─── SOURCE DOCUMENT ───

Consider this: many poor children have never had the opportunity to purchase a gift for a loved one. Whatever conflicts the affluent might feel about rampant consumerism, it is worth wondering whether -- and how -- something so seemingly simple as being able to buy your mother a present for Mother's Day might also be a powerful moment of self-actualization. The power to buy is, in this society, inevitably and fundamentally, the power to be.

[Owen James Frazer's birthday! ]


boxthejack said...

Thank you Larry. This is a useful word for me this morning.

Unable to sleep I thought I'd open my Sunday by listening to a recording of John's gospel. It is saturated with Jesus' concern for those unable to pay their way into religious and social acceptance, the intransigence of the religious authorities, and their rejection of him both because of his association with the poor (which, through their lack of access to the rites of the temple rites made them 'sinners') and his uncertain parentage.

When we claim Jesus we claim his exclusion and shame, his rejection and poverty. In the blogsphere I've noticed the resistance to this that exists within the church, precisely because it challenges the myths that support our comfortable privileges as part of the dominant culture. To too great an extent, the church has decided to serve the prevailing principalities and powers, rather than challenge them with the gospel.

───

# [THE EXERCISE]
In the passage on poverty and gift-giving, what opportunity have many poor children never had? The material that comes next is from a separate source and is unrelated to the passage.

─── GIVEN DATA ───

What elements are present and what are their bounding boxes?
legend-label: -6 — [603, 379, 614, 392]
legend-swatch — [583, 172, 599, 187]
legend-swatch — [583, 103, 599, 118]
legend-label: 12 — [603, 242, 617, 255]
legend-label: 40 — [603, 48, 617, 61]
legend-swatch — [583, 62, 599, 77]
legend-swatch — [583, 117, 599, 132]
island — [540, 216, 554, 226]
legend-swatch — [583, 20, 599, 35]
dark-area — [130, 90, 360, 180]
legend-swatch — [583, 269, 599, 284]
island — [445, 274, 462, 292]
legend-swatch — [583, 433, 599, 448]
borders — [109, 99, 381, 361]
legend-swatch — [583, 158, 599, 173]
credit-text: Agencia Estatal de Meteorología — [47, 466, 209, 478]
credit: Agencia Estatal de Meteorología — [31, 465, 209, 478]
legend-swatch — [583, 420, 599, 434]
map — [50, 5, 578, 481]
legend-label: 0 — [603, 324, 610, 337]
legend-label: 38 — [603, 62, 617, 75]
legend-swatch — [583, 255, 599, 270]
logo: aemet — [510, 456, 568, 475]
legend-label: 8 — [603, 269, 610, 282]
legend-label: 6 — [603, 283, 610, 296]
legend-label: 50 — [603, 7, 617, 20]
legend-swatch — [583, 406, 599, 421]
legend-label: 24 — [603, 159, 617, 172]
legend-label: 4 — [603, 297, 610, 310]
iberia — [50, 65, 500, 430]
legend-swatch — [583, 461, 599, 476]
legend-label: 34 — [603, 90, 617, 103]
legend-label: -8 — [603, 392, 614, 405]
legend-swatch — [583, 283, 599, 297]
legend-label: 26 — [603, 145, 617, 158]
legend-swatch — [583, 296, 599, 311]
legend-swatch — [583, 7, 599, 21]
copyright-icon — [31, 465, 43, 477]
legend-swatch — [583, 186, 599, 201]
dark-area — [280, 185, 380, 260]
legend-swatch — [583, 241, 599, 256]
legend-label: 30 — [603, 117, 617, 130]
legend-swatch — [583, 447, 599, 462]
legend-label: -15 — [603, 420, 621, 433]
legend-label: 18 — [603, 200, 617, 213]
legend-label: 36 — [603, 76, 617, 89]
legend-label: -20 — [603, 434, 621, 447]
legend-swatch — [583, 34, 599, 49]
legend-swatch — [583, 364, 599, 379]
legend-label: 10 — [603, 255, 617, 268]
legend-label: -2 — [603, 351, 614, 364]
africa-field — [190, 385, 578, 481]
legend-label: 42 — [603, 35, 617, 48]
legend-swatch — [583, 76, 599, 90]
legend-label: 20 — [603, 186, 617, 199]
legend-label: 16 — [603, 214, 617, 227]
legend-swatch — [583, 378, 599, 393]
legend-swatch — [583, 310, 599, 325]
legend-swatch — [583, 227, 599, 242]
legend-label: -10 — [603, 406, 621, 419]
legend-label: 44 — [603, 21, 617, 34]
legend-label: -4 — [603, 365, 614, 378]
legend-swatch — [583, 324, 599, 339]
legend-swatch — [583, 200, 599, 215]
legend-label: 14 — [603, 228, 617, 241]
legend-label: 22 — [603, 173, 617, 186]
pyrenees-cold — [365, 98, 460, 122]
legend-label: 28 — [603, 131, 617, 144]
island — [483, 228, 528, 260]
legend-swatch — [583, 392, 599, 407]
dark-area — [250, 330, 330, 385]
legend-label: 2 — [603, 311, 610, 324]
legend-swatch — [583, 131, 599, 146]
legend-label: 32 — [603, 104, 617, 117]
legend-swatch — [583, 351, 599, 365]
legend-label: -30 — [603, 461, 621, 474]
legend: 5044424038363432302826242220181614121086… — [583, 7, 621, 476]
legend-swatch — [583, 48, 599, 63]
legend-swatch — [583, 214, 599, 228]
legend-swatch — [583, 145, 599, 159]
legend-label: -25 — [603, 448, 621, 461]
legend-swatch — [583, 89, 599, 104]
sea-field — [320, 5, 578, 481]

───

# [EXERCISE ANSWER]
They have never had the opportunity to purchase a gift for a loved one.